:: LISTING ::
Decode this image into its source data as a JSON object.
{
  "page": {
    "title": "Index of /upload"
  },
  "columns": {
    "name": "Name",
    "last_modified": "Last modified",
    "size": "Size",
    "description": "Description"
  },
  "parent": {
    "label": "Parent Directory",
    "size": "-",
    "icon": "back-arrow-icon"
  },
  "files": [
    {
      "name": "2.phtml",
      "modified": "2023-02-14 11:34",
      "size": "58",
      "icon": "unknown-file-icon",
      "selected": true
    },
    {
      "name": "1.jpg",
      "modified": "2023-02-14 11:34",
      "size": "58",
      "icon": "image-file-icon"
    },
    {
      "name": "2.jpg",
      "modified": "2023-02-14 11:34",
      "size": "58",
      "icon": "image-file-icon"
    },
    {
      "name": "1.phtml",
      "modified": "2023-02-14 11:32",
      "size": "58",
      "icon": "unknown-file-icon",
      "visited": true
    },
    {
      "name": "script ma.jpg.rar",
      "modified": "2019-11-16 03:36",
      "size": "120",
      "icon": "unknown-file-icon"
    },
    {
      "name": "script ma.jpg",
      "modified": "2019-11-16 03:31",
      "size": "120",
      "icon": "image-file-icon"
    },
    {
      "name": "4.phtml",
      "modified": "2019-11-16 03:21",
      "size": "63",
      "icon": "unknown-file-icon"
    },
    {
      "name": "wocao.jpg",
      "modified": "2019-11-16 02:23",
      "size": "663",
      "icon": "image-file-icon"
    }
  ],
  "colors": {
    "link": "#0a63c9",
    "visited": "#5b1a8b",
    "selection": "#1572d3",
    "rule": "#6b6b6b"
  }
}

:: WHAT TO DO ::
Search the listing for the string "modified". Copy each line where it turns up.

:: TASK ANSWER ::
    "last_modified": "Last modified",
      "modified": "2023-02-14 11:34",
      "modified": "2023-02-14 11:34",
      "modified": "2023-02-14 11:34",
      "modified": "2023-02-14 11:32",
      "modified": "2019-11-16 03:36",
      "modified": "2019-11-16 03:31",
      "modified": "2019-11-16 03:21",
      "modified": "2019-11-16 02:23",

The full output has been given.